Stored data entries
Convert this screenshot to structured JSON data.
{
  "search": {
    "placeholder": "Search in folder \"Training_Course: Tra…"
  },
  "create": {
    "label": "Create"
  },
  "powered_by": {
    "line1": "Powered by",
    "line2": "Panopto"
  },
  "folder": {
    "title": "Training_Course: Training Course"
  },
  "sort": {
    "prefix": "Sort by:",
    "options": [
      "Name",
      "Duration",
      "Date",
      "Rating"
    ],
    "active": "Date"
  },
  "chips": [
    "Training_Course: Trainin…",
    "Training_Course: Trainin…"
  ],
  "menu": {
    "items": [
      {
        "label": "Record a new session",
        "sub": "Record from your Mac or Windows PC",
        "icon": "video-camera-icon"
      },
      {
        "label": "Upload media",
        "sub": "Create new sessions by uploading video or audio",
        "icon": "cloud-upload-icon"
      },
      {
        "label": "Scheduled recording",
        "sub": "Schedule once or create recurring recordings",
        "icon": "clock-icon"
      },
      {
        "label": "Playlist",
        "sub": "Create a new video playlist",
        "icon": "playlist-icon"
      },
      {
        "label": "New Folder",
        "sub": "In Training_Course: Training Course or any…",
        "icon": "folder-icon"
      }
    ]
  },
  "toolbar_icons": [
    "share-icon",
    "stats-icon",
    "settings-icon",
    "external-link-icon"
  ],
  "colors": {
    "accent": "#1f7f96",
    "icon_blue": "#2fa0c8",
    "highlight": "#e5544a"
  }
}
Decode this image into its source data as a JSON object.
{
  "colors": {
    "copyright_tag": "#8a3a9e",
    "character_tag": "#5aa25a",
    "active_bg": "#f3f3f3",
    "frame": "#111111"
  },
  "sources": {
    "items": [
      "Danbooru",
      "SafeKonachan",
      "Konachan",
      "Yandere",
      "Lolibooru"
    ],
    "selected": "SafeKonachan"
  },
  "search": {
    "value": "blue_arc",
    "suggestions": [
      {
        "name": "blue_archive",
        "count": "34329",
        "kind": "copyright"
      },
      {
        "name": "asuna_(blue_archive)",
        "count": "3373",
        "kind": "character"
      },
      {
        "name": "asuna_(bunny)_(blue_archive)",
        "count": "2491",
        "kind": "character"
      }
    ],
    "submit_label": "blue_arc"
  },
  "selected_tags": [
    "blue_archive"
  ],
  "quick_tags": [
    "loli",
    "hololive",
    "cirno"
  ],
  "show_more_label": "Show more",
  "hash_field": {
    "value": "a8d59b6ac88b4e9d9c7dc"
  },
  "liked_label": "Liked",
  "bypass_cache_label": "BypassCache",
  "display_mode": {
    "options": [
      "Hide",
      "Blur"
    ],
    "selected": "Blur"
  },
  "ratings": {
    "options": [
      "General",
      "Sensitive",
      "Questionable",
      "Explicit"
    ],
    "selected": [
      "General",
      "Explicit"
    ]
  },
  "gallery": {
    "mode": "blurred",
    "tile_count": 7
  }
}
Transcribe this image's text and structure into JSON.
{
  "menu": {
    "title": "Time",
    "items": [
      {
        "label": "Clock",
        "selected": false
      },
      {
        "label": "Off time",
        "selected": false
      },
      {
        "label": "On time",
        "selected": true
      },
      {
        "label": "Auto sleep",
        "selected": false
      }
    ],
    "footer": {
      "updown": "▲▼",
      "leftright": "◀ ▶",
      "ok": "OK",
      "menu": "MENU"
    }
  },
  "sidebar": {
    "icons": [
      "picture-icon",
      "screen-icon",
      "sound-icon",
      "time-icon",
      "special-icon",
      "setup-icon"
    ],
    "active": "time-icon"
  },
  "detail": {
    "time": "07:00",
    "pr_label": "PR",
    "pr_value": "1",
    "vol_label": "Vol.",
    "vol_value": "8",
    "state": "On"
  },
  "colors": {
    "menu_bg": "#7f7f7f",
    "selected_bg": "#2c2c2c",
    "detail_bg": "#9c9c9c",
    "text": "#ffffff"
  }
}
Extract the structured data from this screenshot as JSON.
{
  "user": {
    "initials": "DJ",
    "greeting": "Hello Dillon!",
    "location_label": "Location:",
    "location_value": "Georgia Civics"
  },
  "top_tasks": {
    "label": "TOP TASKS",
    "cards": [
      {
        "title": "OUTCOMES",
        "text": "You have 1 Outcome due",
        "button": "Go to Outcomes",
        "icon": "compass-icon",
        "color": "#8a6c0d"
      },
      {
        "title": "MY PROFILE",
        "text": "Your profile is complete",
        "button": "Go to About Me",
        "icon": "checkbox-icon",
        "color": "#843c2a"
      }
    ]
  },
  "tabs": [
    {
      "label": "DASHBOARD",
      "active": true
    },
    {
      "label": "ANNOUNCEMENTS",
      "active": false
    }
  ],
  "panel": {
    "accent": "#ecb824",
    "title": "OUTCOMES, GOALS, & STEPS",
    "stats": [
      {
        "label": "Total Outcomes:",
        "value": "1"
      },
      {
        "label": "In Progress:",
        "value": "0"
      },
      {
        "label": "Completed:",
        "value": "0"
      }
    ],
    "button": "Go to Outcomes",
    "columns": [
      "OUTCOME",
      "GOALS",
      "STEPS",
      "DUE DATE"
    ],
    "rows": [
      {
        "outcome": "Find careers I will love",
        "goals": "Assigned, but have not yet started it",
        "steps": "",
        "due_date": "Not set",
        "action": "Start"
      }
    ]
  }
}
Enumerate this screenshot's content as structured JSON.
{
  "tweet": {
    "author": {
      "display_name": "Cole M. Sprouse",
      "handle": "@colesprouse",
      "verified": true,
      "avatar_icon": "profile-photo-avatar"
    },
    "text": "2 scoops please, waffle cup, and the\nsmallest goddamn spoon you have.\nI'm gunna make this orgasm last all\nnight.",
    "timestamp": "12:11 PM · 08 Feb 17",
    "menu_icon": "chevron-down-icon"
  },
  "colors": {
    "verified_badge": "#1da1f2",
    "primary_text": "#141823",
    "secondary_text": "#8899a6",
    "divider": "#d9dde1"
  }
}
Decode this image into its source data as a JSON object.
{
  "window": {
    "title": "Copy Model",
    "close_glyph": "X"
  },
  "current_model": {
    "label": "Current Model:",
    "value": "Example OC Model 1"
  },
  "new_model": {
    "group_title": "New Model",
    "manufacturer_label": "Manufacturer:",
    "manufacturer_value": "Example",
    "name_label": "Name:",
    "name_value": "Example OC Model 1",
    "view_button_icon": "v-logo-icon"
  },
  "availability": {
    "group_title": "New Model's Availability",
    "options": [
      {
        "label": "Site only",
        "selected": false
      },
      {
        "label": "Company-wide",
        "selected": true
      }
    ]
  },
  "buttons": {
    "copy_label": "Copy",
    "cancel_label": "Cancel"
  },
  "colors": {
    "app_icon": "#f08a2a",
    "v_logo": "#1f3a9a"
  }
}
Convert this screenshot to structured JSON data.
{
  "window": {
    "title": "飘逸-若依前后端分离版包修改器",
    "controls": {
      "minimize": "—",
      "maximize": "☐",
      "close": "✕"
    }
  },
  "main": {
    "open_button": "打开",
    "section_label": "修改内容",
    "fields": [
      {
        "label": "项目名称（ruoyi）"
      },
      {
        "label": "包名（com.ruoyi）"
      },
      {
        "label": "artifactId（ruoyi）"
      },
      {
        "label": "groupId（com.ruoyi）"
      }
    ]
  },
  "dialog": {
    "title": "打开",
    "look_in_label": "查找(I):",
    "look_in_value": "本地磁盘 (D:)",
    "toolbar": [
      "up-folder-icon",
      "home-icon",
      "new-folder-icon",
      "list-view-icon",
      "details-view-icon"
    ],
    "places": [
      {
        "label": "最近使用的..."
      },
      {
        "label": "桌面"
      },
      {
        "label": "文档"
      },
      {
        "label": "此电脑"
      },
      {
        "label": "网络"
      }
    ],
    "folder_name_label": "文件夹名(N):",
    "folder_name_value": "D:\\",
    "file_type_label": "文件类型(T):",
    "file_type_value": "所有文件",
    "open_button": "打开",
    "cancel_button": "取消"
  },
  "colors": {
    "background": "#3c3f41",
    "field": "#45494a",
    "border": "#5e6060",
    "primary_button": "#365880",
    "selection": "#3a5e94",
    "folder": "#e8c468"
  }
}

§ **WRITTEN TASK**
Go through the records and pull out each line that includes the word "true".

§ **CORRECT RESPONSE**
        "selected": true
      "active": true
      "verified": true,
        "selected": true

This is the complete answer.